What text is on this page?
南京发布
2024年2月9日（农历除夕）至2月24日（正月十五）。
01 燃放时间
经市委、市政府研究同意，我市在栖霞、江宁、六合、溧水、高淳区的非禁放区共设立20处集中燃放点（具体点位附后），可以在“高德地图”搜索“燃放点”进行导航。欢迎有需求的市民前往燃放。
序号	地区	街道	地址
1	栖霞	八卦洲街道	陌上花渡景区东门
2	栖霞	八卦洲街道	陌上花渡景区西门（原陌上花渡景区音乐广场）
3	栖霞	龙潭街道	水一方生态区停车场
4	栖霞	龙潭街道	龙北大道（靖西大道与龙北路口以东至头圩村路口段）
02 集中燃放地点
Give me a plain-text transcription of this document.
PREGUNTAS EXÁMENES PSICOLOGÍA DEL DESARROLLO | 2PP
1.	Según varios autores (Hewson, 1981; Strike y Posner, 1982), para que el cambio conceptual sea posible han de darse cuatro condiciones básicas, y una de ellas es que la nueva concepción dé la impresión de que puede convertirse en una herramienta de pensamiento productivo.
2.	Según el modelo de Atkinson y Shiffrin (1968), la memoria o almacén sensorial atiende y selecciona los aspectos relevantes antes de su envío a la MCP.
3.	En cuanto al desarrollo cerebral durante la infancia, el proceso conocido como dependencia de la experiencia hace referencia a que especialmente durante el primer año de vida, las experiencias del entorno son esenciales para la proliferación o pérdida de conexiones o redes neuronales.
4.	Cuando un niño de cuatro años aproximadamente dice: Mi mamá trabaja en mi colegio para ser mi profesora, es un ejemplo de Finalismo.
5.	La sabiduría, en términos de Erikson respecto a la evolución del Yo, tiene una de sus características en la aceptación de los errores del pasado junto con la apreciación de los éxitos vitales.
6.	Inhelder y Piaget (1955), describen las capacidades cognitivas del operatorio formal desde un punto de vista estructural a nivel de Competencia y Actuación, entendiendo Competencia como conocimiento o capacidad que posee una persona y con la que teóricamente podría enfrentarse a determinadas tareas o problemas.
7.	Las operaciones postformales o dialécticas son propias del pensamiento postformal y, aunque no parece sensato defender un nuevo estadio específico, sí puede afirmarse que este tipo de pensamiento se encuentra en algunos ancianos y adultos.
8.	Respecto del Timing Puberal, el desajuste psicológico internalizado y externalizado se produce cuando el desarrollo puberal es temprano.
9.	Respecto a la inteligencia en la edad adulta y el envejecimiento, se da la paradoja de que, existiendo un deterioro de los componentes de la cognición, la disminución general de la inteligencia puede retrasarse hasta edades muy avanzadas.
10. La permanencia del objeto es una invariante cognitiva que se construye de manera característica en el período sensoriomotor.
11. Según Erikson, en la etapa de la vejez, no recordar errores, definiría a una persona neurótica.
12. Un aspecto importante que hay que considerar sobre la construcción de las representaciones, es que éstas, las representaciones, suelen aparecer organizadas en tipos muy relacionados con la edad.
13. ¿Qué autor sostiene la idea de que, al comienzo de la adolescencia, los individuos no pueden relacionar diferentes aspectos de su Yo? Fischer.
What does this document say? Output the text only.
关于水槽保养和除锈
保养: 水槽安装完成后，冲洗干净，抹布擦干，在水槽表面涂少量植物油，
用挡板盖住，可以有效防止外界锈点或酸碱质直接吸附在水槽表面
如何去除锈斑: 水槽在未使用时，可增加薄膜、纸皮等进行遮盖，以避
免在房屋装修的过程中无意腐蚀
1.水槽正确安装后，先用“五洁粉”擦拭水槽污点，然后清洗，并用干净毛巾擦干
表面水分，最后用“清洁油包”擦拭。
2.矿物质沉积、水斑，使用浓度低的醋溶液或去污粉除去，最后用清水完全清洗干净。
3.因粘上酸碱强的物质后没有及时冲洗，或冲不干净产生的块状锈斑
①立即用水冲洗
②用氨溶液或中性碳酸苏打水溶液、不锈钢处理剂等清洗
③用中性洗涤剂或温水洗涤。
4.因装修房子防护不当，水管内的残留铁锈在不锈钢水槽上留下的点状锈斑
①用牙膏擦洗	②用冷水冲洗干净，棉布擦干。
····················
Extract the complete listing verbatim.

What text is on this page?
南京发布
2024年2月9日（农历除夕）至2月24日（正月十五）。
01 燃放时间
经市委、市政府研究同意，我市在栖霞、江宁、六合、溧水、高淳区的非禁放区共设立20处集中燃放点（具体点位附后），可以在“高德地图”搜索“燃放点”进行导航。欢迎有需求的市民前往燃放。
序号	地区	街道	地址
1	栖霞	八卦洲街道	陌上花渡景区东门
2	栖霞	八卦洲街道	陌上花渡景区西门（原陌上花渡景区音乐广场）
3	栖霞	龙潭街道	水一方生态区停车场
4	栖霞	龙潭街道	龙北大道（靖西大道与龙北路口以东至头圩村路口段）
02 集中燃放地点
Give me a plain-text transcription of this document.
PREGUNTAS EXÁMENES PSICOLOGÍA DEL DESARROLLO | 2PP
1.	Según varios autores (Hewson, 1981; Strike y Posner, 1982), para que el cambio conceptual sea posible han de darse cuatro condiciones básicas, y una de ellas es que la nueva concepción dé la impresión de que puede convertirse en una herramienta de pensamiento productivo.
2.	Según el modelo de Atkinson y Shiffrin (1968), la memoria o almacén sensorial atiende y selecciona los aspectos relevantes antes de su envío a la MCP.
3.	En cuanto al desarrollo cerebral durante la infancia, el proceso conocido como dependencia de la experiencia hace referencia a que especialmente durante el primer año de vida, las experiencias del entorno son esenciales para la proliferación o pérdida de conexiones o redes neuronales.
4.	Cuando un niño de cuatro años aproximadamente dice: Mi mamá trabaja en mi colegio para ser mi profesora, es un ejemplo de Finalismo.
5.	La sabiduría, en términos de Erikson respecto a la evolución del Yo, tiene una de sus características en la aceptación de los errores del pasado junto con la apreciación de los éxitos vitales.
6.	Inhelder y Piaget (1955), describen las capacidades cognitivas del operatorio formal desde un punto de vista estructural a nivel de Competencia y Actuación, entendiendo Competencia como conocimiento o capacidad que posee una persona y con la que teóricamente podría enfrentarse a determinadas tareas o problemas.
7.	Las operaciones postformales o dialécticas son propias del pensamiento postformal y, aunque no parece sensato defender un nuevo estadio específico, sí puede afirmarse que este tipo de pensamiento se encuentra en algunos ancianos y adultos.
8.	Respecto del Timing Puberal, el desajuste psicológico internalizado y externalizado se produce cuando el desarrollo puberal es temprano.
9.	Respecto a la inteligencia en la edad adulta y el envejecimiento, se da la paradoja de que, existiendo un deterioro de los componentes de la cognición, la disminución general de la inteligencia puede retrasarse hasta edades muy avanzadas.
10. La permanencia del objeto es una invariante cognitiva que se construye de manera característica en el período sensoriomotor.
11. Según Erikson, en la etapa de la vejez, no recordar errores, definiría a una persona neurótica.
12. Un aspecto importante que hay que considerar sobre la construcción de las representaciones, es que éstas, las representaciones, suelen aparecer organizadas en tipos muy relacionados con la edad.
13. ¿Qué autor sostiene la idea de que, al comienzo de la adolescencia, los individuos no pueden relacionar diferentes aspectos de su Yo? Fischer.
What does this document say? Output the text only.
关于水槽保养和除锈
保养: 水槽安装完成后，冲洗干净，抹布擦干，在水槽表面涂少量植物油，
用挡板盖住，可以有效防止外界锈点或酸碱质直接吸附在水槽表面
如何去除锈斑: 水槽在未使用时，可增加薄膜、纸皮等进行遮盖，以避
免在房屋装修的过程中无意腐蚀
1.水槽正确安装后，先用“五洁粉”擦拭水槽污点，然后清洗，并用干净毛巾擦干
表面水分，最后用“清洁油包”擦拭。
2.矿物质沉积、水斑，使用浓度低的醋溶液或去污粉除去，最后用清水完全清洗干净。
3.因粘上酸碱强的物质后没有及时冲洗，或冲不干净产生的块状锈斑
①立即用水冲洗
②用氨溶液或中性碳酸苏打水溶液、不锈钢处理剂等清洗
③用中性洗涤剂或温水洗涤。
4.因装修房子防护不当，水管内的残留铁锈在不锈钢水槽上留下的点状锈斑
①用牙膏擦洗	②用冷水冲洗干净，棉布擦干。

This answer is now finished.